* SUPPLIED INFORMATION *
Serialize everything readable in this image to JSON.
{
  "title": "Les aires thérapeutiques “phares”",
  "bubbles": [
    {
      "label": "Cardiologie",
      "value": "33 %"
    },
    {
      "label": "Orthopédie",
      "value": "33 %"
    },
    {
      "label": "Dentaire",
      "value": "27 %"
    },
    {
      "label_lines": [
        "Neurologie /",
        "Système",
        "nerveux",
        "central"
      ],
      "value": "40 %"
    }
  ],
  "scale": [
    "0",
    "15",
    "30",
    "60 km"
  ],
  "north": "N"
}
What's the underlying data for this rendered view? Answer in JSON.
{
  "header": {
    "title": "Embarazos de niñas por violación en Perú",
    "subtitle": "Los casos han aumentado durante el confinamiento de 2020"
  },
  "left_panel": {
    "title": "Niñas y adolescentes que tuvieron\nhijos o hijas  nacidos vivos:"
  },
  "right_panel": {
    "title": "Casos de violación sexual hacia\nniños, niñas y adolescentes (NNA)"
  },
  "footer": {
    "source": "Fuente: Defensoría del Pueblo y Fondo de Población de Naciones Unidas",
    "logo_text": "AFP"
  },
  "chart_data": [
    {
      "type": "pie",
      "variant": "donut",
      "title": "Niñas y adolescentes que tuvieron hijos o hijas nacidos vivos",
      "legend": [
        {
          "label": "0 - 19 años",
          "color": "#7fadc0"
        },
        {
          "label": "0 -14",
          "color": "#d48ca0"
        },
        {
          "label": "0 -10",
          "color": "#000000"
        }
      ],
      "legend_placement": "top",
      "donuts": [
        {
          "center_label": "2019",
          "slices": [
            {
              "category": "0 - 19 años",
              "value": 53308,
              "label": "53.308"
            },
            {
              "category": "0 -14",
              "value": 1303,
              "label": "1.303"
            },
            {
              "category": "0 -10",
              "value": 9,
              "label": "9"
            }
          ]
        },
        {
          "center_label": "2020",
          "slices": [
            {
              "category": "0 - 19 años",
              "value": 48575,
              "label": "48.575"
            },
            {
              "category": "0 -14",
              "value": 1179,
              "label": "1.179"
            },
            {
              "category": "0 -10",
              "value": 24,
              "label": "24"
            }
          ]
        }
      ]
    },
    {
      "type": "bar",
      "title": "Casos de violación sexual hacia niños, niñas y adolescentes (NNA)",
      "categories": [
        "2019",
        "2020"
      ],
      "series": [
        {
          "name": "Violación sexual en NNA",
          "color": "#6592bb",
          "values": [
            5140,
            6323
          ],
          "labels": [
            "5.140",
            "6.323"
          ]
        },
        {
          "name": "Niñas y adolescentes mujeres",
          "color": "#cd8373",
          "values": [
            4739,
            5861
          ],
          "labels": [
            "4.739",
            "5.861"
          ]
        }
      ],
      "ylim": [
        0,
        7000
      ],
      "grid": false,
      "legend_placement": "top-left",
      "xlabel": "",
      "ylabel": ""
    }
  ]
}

* THE TASK *
Among the lines of the material, find those that hold the word "hacia" and copy them.

* SOLVED EXERCISE *
    "title": "Casos de violación sexual hacia\nniños, niñas y adolescentes (NNA)"
      "title": "Casos de violación sexual hacia niños, niñas y adolescentes (NNA)",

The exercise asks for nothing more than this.